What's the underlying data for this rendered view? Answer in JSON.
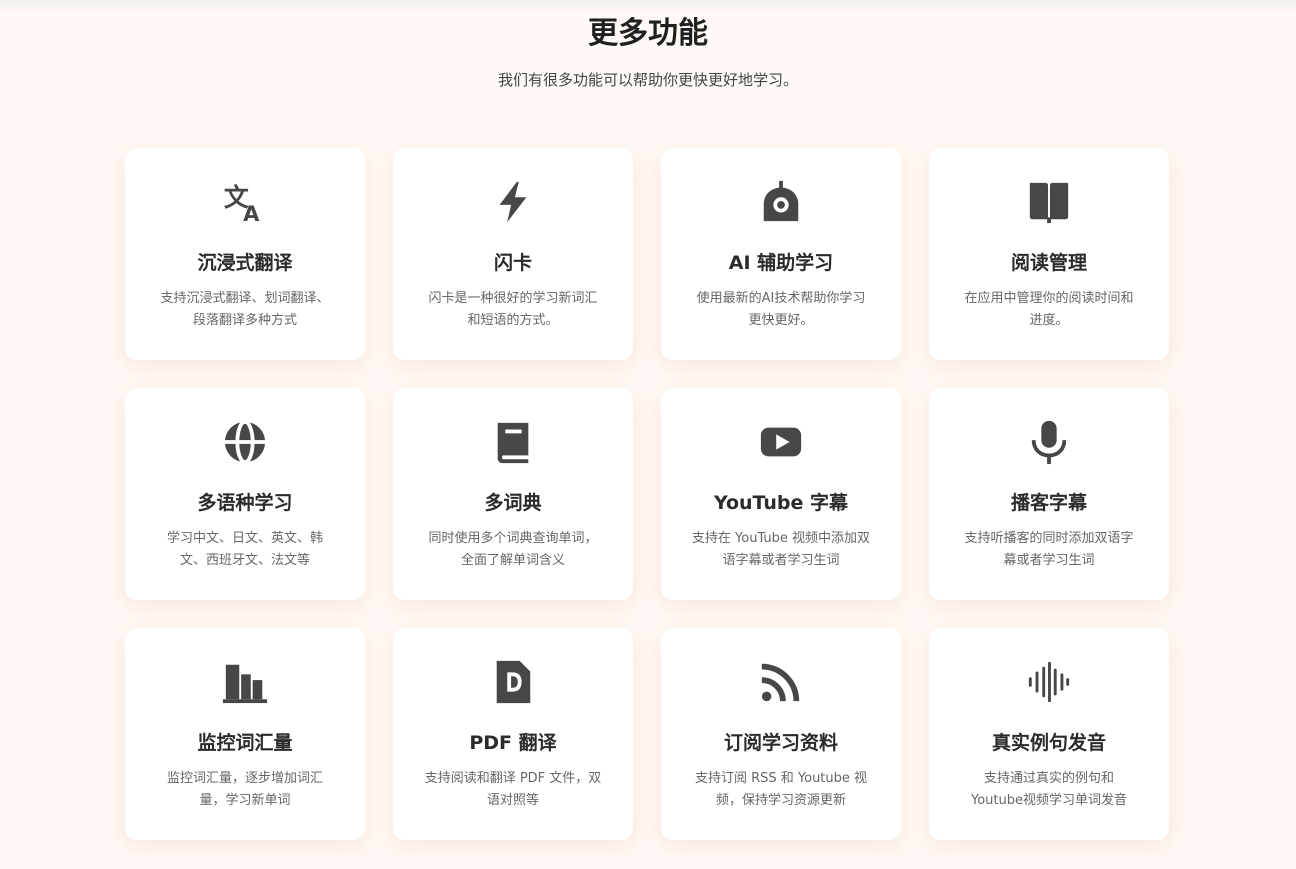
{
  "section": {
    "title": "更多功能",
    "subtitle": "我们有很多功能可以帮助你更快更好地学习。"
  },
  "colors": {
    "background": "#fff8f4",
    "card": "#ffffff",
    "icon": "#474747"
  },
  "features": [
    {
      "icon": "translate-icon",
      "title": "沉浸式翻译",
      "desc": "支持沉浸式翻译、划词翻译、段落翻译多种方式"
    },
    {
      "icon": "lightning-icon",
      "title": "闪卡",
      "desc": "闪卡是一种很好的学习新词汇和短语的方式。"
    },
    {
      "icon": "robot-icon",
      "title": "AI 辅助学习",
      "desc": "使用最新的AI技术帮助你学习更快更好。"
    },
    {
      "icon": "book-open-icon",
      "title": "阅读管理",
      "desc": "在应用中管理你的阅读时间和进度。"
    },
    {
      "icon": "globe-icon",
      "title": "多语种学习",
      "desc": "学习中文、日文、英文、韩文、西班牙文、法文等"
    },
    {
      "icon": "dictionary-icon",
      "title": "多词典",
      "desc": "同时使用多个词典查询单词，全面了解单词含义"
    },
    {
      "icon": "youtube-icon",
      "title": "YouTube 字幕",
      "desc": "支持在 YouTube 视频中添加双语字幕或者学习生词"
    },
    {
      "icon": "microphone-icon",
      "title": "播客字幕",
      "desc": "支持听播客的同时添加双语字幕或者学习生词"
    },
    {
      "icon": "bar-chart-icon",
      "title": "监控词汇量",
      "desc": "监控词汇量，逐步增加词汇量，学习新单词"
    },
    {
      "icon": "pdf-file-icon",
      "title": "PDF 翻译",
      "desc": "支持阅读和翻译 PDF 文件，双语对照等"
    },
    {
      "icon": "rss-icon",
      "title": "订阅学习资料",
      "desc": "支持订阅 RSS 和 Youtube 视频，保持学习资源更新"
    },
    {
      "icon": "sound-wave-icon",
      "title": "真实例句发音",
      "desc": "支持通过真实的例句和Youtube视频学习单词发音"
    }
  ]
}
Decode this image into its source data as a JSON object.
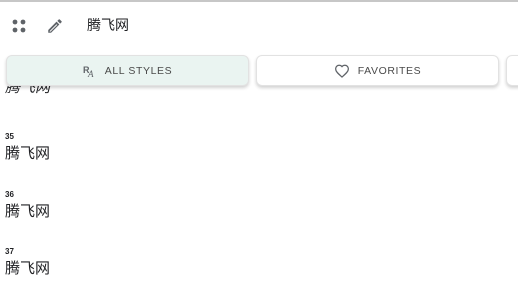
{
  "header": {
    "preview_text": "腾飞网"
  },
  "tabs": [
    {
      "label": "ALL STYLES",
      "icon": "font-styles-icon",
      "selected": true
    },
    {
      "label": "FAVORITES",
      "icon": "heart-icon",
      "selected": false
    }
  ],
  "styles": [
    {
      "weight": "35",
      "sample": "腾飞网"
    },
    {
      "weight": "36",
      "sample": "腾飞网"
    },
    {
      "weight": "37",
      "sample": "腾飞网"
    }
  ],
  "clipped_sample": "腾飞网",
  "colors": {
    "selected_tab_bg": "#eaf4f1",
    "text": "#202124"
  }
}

+===+

• Exercise: Which lines hold the word "监控词汇量"? Show each one.

• Solved problem:
      "title": "监控词汇量",
      "desc": "监控词汇量，逐步增加词汇量，学习新单词"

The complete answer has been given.